# [Required work]
Can you reproduce the data beneath, keeping every line exact?

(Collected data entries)
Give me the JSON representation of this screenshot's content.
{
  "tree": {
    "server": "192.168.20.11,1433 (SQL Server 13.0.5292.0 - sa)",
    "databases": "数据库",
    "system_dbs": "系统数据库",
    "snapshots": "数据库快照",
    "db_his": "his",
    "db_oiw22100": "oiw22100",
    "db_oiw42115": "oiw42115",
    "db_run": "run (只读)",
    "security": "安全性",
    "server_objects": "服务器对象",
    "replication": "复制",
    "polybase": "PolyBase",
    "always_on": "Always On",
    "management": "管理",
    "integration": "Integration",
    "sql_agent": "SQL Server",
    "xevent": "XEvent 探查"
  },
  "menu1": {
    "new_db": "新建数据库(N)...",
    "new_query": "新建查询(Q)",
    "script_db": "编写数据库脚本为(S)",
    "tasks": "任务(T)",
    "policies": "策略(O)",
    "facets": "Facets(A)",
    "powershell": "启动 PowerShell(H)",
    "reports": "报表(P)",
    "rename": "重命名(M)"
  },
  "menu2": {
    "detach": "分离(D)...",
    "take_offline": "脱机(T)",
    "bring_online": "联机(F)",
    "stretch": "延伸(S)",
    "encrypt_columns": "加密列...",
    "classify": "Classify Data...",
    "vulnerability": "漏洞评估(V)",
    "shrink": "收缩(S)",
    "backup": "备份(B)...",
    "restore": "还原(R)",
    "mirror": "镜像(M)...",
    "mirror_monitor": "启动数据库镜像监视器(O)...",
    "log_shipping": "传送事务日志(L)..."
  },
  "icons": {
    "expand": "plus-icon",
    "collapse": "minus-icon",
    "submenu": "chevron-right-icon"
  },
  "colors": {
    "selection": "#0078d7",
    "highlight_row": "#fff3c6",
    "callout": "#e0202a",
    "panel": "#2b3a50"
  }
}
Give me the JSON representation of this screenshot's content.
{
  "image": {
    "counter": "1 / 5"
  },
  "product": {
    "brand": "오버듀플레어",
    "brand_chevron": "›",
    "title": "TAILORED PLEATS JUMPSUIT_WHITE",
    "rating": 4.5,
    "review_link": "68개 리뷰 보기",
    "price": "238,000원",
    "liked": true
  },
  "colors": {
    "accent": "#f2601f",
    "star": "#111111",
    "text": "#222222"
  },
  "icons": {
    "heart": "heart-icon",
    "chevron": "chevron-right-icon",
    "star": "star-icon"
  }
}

# [Exercise result]
Give me the JSON representation of this screenshot's content.
{
  "tree": {
    "server": "192.168.20.11,1433 (SQL Server 13.0.5292.0 - sa)",
    "databases": "数据库",
    "system_dbs": "系统数据库",
    "snapshots": "数据库快照",
    "db_his": "his",
    "db_oiw22100": "oiw22100",
    "db_oiw42115": "oiw42115",
    "db_run": "run (只读)",
    "security": "安全性",
    "server_objects": "服务器对象",
    "replication": "复制",
    "polybase": "PolyBase",
    "always_on": "Always On",
    "management": "管理",
    "integration": "Integration",
    "sql_agent": "SQL Server",
    "xevent": "XEvent 探查"
  },
  "menu1": {
    "new_db": "新建数据库(N)...",
    "new_query": "新建查询(Q)",
    "script_db": "编写数据库脚本为(S)",
    "tasks": "任务(T)",
    "policies": "策略(O)",
    "facets": "Facets(A)",
    "powershell": "启动 PowerShell(H)",
    "reports": "报表(P)",
    "rename": "重命名(M)"
  },
  "menu2": {
    "detach": "分离(D)...",
    "take_offline": "脱机(T)",
    "bring_online": "联机(F)",
    "stretch": "延伸(S)",
    "encrypt_columns": "加密列...",
    "classify": "Classify Data...",
    "vulnerability": "漏洞评估(V)",
    "shrink": "收缩(S)",
    "backup": "备份(B)...",
    "restore": "还原(R)",
    "mirror": "镜像(M)...",
    "mirror_monitor": "启动数据库镜像监视器(O)...",
    "log_shipping": "传送事务日志(L)..."
  },
  "icons": {
    "expand": "plus-icon",
    "collapse": "minus-icon",
    "submenu": "chevron-right-icon"
  },
  "colors": {
    "selection": "#0078d7",
    "highlight_row": "#fff3c6",
    "callout": "#e0202a",
    "panel": "#2b3a50"
  }
}
Give me the JSON representation of this screenshot's content.
{
  "image": {
    "counter": "1 / 5"
  },
  "product": {
    "brand": "오버듀플레어",
    "brand_chevron": "›",
    "title": "TAILORED PLEATS JUMPSUIT_WHITE",
    "rating": 4.5,
    "review_link": "68개 리뷰 보기",
    "price": "238,000원",
    "liked": true
  },
  "colors": {
    "accent": "#f2601f",
    "star": "#111111",
    "text": "#222222"
  },
  "icons": {
    "heart": "heart-icon",
    "chevron": "chevron-right-icon",
    "star": "star-icon"
  }
}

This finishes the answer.